What to do: Exclude all pictures, then copy each of the records exactly as written.
• • • • • • •
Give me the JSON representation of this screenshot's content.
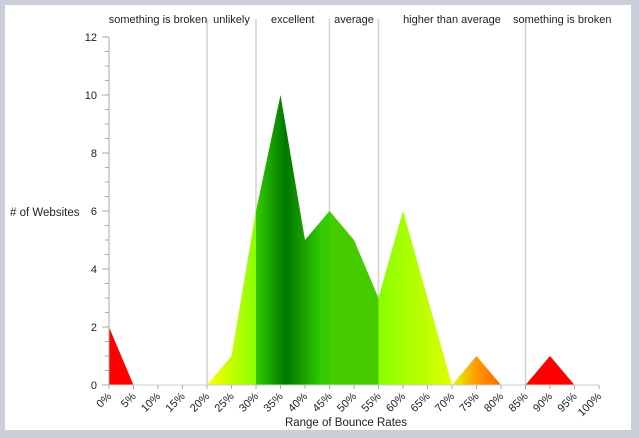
{
  "chart_data": {
    "type": "area",
    "xlabel": "Range of Bounce Rates",
    "ylabel": "# of Websites",
    "ylim": [
      0,
      12
    ],
    "yticks": [
      0,
      2,
      4,
      6,
      8,
      10,
      12
    ],
    "categories": [
      "0%",
      "5%",
      "10%",
      "15%",
      "20%",
      "25%",
      "30%",
      "35%",
      "40%",
      "45%",
      "50%",
      "55%",
      "60%",
      "65%",
      "70%",
      "75%",
      "80%",
      "85%",
      "90%",
      "95%",
      "100%"
    ],
    "values": [
      2,
      0,
      0,
      0,
      0,
      1,
      6,
      10,
      5,
      6,
      5,
      3,
      6,
      3,
      0,
      1,
      0,
      0,
      1,
      0,
      0
    ],
    "zones": [
      {
        "label": "something is broken",
        "from": "0%",
        "to": "20%"
      },
      {
        "label": "unlikely",
        "from": "20%",
        "to": "30%"
      },
      {
        "label": "excellent",
        "from": "30%",
        "to": "45%"
      },
      {
        "label": "average",
        "from": "45%",
        "to": "55%"
      },
      {
        "label": "higher than average",
        "from": "55%",
        "to": "85%"
      },
      {
        "label": "something is broken",
        "from": "85%",
        "to": "100%"
      }
    ],
    "zone_boundaries": [
      "20%",
      "30%",
      "45%",
      "55%",
      "85%"
    ]
  },
  "colors": {
    "broken": "#ff0000",
    "unlikely": "#ffff00",
    "excellent_edge": "#33cc00",
    "excellent_center": "#007700",
    "average": "#44cc00",
    "higher_start": "#88ff00",
    "higher_end": "#ddff00",
    "orange": "#ff9900",
    "divider": "#d4d4d4",
    "axis": "#aaaaaa"
  }
}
• • • • • • •
Written solution:
Give me the JSON representation of this screenshot's content.
{
  "chart_data": {
    "type": "area",
    "xlabel": "Range of Bounce Rates",
    "ylabel": "# of Websites",
    "ylim": [
      0,
      12
    ],
    "yticks": [
      0,
      2,
      4,
      6,
      8,
      10,
      12
    ],
    "categories": [
      "0%",
      "5%",
      "10%",
      "15%",
      "20%",
      "25%",
      "30%",
      "35%",
      "40%",
      "45%",
      "50%",
      "55%",
      "60%",
      "65%",
      "70%",
      "75%",
      "80%",
      "85%",
      "90%",
      "95%",
      "100%"
    ],
    "values": [
      2,
      0,
      0,
      0,
      0,
      1,
      6,
      10,
      5,
      6,
      5,
      3,
      6,
      3,
      0,
      1,
      0,
      0,
      1,
      0,
      0
    ],
    "zones": [
      {
        "label": "something is broken",
        "from": "0%",
        "to": "20%"
      },
      {
        "label": "unlikely",
        "from": "20%",
        "to": "30%"
      },
      {
        "label": "excellent",
        "from": "30%",
        "to": "45%"
      },
      {
        "label": "average",
        "from": "45%",
        "to": "55%"
      },
      {
        "label": "higher than average",
        "from": "55%",
        "to": "85%"
      },
      {
        "label": "something is broken",
        "from": "85%",
        "to": "100%"
      }
    ],
    "zone_boundaries": [
      "20%",
      "30%",
      "45%",
      "55%",
      "85%"
    ]
  },
  "colors": {
    "broken": "#ff0000",
    "unlikely": "#ffff00",
    "excellent_edge": "#33cc00",
    "excellent_center": "#007700",
    "average": "#44cc00",
    "higher_start": "#88ff00",
    "higher_end": "#ddff00",
    "orange": "#ff9900",
    "divider": "#d4d4d4",
    "axis": "#aaaaaa"
  }
}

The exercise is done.